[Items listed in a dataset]
-- start --

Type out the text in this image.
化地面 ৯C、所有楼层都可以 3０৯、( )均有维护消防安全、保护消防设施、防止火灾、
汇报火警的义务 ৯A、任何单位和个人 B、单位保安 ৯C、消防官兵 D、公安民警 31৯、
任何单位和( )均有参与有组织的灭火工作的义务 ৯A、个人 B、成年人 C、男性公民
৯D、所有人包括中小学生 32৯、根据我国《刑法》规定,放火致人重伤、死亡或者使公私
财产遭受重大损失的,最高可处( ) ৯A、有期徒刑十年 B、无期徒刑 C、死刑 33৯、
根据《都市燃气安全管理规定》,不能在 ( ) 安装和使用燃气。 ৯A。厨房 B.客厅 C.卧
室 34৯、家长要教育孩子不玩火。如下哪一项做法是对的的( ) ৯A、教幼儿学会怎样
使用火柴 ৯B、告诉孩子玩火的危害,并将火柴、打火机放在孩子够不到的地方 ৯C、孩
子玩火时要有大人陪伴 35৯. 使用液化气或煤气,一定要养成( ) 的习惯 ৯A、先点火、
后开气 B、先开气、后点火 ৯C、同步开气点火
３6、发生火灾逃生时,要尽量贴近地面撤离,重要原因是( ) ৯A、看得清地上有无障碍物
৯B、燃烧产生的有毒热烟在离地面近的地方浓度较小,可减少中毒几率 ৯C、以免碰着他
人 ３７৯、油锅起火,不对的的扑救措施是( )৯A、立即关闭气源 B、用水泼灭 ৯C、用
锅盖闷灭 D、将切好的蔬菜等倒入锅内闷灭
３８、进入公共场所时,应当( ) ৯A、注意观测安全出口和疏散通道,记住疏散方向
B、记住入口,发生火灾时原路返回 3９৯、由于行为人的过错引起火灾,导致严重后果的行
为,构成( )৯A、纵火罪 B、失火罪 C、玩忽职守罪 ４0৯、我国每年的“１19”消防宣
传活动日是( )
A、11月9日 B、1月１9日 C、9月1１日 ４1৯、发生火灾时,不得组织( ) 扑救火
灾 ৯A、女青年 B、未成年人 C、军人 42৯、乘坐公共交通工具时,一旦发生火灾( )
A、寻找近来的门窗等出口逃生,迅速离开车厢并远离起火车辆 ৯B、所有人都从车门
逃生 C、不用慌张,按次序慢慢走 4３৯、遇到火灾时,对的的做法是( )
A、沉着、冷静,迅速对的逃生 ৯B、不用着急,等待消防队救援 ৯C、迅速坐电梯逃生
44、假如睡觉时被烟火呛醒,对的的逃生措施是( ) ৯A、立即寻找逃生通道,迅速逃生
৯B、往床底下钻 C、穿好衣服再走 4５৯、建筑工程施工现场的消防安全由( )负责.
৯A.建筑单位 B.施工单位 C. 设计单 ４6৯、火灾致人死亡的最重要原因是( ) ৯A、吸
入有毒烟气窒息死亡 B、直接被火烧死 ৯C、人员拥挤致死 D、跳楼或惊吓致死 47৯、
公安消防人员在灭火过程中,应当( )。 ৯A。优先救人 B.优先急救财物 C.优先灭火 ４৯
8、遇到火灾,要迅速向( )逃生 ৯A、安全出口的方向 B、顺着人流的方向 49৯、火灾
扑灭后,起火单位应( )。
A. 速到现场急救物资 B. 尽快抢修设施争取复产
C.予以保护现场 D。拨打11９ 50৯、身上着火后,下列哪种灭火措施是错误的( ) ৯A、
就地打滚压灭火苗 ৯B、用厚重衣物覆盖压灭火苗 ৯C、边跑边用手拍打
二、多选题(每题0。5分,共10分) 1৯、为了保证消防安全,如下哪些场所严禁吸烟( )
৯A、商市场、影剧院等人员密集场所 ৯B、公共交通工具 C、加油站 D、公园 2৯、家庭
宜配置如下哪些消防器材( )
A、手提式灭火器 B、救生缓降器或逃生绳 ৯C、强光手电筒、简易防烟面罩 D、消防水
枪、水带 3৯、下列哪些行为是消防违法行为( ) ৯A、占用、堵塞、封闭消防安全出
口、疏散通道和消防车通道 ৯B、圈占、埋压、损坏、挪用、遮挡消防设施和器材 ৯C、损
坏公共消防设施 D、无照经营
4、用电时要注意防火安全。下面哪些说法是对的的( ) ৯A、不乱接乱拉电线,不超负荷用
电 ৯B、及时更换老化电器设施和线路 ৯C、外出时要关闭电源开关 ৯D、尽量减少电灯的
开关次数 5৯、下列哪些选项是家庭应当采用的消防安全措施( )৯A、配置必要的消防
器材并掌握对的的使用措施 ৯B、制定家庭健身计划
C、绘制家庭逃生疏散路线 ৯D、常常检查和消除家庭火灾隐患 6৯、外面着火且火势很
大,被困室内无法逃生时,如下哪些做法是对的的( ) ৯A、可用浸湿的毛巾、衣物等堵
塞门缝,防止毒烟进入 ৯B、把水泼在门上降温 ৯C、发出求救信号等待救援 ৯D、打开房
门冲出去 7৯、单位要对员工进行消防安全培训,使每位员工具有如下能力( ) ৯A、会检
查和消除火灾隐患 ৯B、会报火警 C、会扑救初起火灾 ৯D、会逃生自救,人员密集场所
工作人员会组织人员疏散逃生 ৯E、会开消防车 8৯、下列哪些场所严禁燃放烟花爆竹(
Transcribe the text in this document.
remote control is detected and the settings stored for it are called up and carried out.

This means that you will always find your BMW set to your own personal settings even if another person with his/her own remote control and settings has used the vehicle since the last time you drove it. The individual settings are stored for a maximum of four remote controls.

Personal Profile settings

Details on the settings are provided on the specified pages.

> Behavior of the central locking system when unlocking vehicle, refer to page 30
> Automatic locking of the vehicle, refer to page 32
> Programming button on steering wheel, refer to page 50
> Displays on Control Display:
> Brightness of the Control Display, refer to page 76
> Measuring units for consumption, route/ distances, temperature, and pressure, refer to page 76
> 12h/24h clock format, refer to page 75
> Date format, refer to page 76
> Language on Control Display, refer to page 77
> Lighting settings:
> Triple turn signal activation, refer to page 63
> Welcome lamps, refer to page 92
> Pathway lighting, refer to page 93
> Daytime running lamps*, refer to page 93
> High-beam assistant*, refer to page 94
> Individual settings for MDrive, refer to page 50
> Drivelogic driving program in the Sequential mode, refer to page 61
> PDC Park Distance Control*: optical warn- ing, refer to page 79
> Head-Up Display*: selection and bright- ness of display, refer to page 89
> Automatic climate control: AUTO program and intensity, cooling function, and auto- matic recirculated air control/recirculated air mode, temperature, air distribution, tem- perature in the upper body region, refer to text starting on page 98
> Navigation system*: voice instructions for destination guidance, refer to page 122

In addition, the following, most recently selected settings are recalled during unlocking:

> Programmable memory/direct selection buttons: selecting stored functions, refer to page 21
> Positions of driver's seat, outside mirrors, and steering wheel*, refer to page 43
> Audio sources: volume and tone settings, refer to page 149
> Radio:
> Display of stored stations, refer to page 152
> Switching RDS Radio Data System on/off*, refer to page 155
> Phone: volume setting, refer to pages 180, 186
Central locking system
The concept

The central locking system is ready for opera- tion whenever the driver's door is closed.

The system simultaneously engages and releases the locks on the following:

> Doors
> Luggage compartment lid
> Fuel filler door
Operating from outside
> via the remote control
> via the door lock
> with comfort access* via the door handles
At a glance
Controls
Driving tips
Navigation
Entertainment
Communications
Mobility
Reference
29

-- end --

Give back the whole listing exactly as it reads.

[Answer to this problem]
Type out the text in this image.
化地面 ৯C、所有楼层都可以 3０৯、( )均有维护消防安全、保护消防设施、防止火灾、
汇报火警的义务 ৯A、任何单位和个人 B、单位保安 ৯C、消防官兵 D、公安民警 31৯、
任何单位和( )均有参与有组织的灭火工作的义务 ৯A、个人 B、成年人 C、男性公民
৯D、所有人包括中小学生 32৯、根据我国《刑法》规定,放火致人重伤、死亡或者使公私
财产遭受重大损失的,最高可处( ) ৯A、有期徒刑十年 B、无期徒刑 C、死刑 33৯、
根据《都市燃气安全管理规定》,不能在 ( ) 安装和使用燃气。 ৯A。厨房 B.客厅 C.卧
室 34৯、家长要教育孩子不玩火。如下哪一项做法是对的的( ) ৯A、教幼儿学会怎样
使用火柴 ৯B、告诉孩子玩火的危害,并将火柴、打火机放在孩子够不到的地方 ৯C、孩
子玩火时要有大人陪伴 35৯. 使用液化气或煤气,一定要养成( ) 的习惯 ৯A、先点火、
后开气 B、先开气、后点火 ৯C、同步开气点火
３6、发生火灾逃生时,要尽量贴近地面撤离,重要原因是( ) ৯A、看得清地上有无障碍物
৯B、燃烧产生的有毒热烟在离地面近的地方浓度较小,可减少中毒几率 ৯C、以免碰着他
人 ３７৯、油锅起火,不对的的扑救措施是( )৯A、立即关闭气源 B、用水泼灭 ৯C、用
锅盖闷灭 D、将切好的蔬菜等倒入锅内闷灭
３８、进入公共场所时,应当( ) ৯A、注意观测安全出口和疏散通道,记住疏散方向
B、记住入口,发生火灾时原路返回 3９৯、由于行为人的过错引起火灾,导致严重后果的行
为,构成( )৯A、纵火罪 B、失火罪 C、玩忽职守罪 ４0৯、我国每年的“１19”消防宣
传活动日是( )
A、11月9日 B、1月１9日 C、9月1１日 ４1৯、发生火灾时,不得组织( ) 扑救火
灾 ৯A、女青年 B、未成年人 C、军人 42৯、乘坐公共交通工具时,一旦发生火灾( )
A、寻找近来的门窗等出口逃生,迅速离开车厢并远离起火车辆 ৯B、所有人都从车门
逃生 C、不用慌张,按次序慢慢走 4３৯、遇到火灾时,对的的做法是( )
A、沉着、冷静,迅速对的逃生 ৯B、不用着急,等待消防队救援 ৯C、迅速坐电梯逃生
44、假如睡觉时被烟火呛醒,对的的逃生措施是( ) ৯A、立即寻找逃生通道,迅速逃生
৯B、往床底下钻 C、穿好衣服再走 4５৯、建筑工程施工现场的消防安全由( )负责.
৯A.建筑单位 B.施工单位 C. 设计单 ４6৯、火灾致人死亡的最重要原因是( ) ৯A、吸
入有毒烟气窒息死亡 B、直接被火烧死 ৯C、人员拥挤致死 D、跳楼或惊吓致死 47৯、
公安消防人员在灭火过程中,应当( )。 ৯A。优先救人 B.优先急救财物 C.优先灭火 ４৯
8、遇到火灾,要迅速向( )逃生 ৯A、安全出口的方向 B、顺着人流的方向 49৯、火灾
扑灭后,起火单位应( )。
A. 速到现场急救物资 B. 尽快抢修设施争取复产
C.予以保护现场 D。拨打11９ 50৯、身上着火后,下列哪种灭火措施是错误的( ) ৯A、
就地打滚压灭火苗 ৯B、用厚重衣物覆盖压灭火苗 ৯C、边跑边用手拍打
二、多选题(每题0。5分,共10分) 1৯、为了保证消防安全,如下哪些场所严禁吸烟( )
৯A、商市场、影剧院等人员密集场所 ৯B、公共交通工具 C、加油站 D、公园 2৯、家庭
宜配置如下哪些消防器材( )
A、手提式灭火器 B、救生缓降器或逃生绳 ৯C、强光手电筒、简易防烟面罩 D、消防水
枪、水带 3৯、下列哪些行为是消防违法行为( ) ৯A、占用、堵塞、封闭消防安全出
口、疏散通道和消防车通道 ৯B、圈占、埋压、损坏、挪用、遮挡消防设施和器材 ৯C、损
坏公共消防设施 D、无照经营
4、用电时要注意防火安全。下面哪些说法是对的的( ) ৯A、不乱接乱拉电线,不超负荷用
电 ৯B、及时更换老化电器设施和线路 ৯C、外出时要关闭电源开关 ৯D、尽量减少电灯的
开关次数 5৯、下列哪些选项是家庭应当采用的消防安全措施( )৯A、配置必要的消防
器材并掌握对的的使用措施 ৯B、制定家庭健身计划
C、绘制家庭逃生疏散路线 ৯D、常常检查和消除家庭火灾隐患 6৯、外面着火且火势很
大,被困室内无法逃生时,如下哪些做法是对的的( ) ৯A、可用浸湿的毛巾、衣物等堵
塞门缝,防止毒烟进入 ৯B、把水泼在门上降温 ৯C、发出求救信号等待救援 ৯D、打开房
门冲出去 7৯、单位要对员工进行消防安全培训,使每位员工具有如下能力( ) ৯A、会检
查和消除火灾隐患 ৯B、会报火警 C、会扑救初起火灾 ৯D、会逃生自救,人员密集场所
工作人员会组织人员疏散逃生 ৯E、会开消防车 8৯、下列哪些场所严禁燃放烟花爆竹(
Transcribe the text in this document.
remote control is detected and the settings stored for it are called up and carried out.

This means that you will always find your BMW set to your own personal settings even if another person with his/her own remote control and settings has used the vehicle since the last time you drove it. The individual settings are stored for a maximum of four remote controls.

Personal Profile settings

Details on the settings are provided on the specified pages.

> Behavior of the central locking system when unlocking vehicle, refer to page 30
> Automatic locking of the vehicle, refer to page 32
> Programming button on steering wheel, refer to page 50
> Displays on Control Display:
> Brightness of the Control Display, refer to page 76
> Measuring units for consumption, route/ distances, temperature, and pressure, refer to page 76
> 12h/24h clock format, refer to page 75
> Date format, refer to page 76
> Language on Control Display, refer to page 77
> Lighting settings:
> Triple turn signal activation, refer to page 63
> Welcome lamps, refer to page 92
> Pathway lighting, refer to page 93
> Daytime running lamps*, refer to page 93
> High-beam assistant*, refer to page 94
> Individual settings for MDrive, refer to page 50
> Drivelogic driving program in the Sequential mode, refer to page 61
> PDC Park Distance Control*: optical warn- ing, refer to page 79
> Head-Up Display*: selection and bright- ness of display, refer to page 89
> Automatic climate control: AUTO program and intensity, cooling function, and auto- matic recirculated air control/recirculated air mode, temperature, air distribution, tem- perature in the upper body region, refer to text starting on page 98
> Navigation system*: voice instructions for destination guidance, refer to page 122

In addition, the following, most recently selected settings are recalled during unlocking:

> Programmable memory/direct selection buttons: selecting stored functions, refer to page 21
> Positions of driver's seat, outside mirrors, and steering wheel*, refer to page 43
> Audio sources: volume and tone settings, refer to page 149
> Radio:
> Display of stored stations, refer to page 152
> Switching RDS Radio Data System on/off*, refer to page 155
> Phone: volume setting, refer to pages 180, 186
Central locking system
The concept

The central locking system is ready for opera- tion whenever the driver's door is closed.

The system simultaneously engages and releases the locks on the following:

> Doors
> Luggage compartment lid
> Fuel filler door
Operating from outside
> via the remote control
> via the door lock
> with comfort access* via the door handles
At a glance
Controls
Driving tips
Navigation
Entertainment
Communications
Mobility
Reference
29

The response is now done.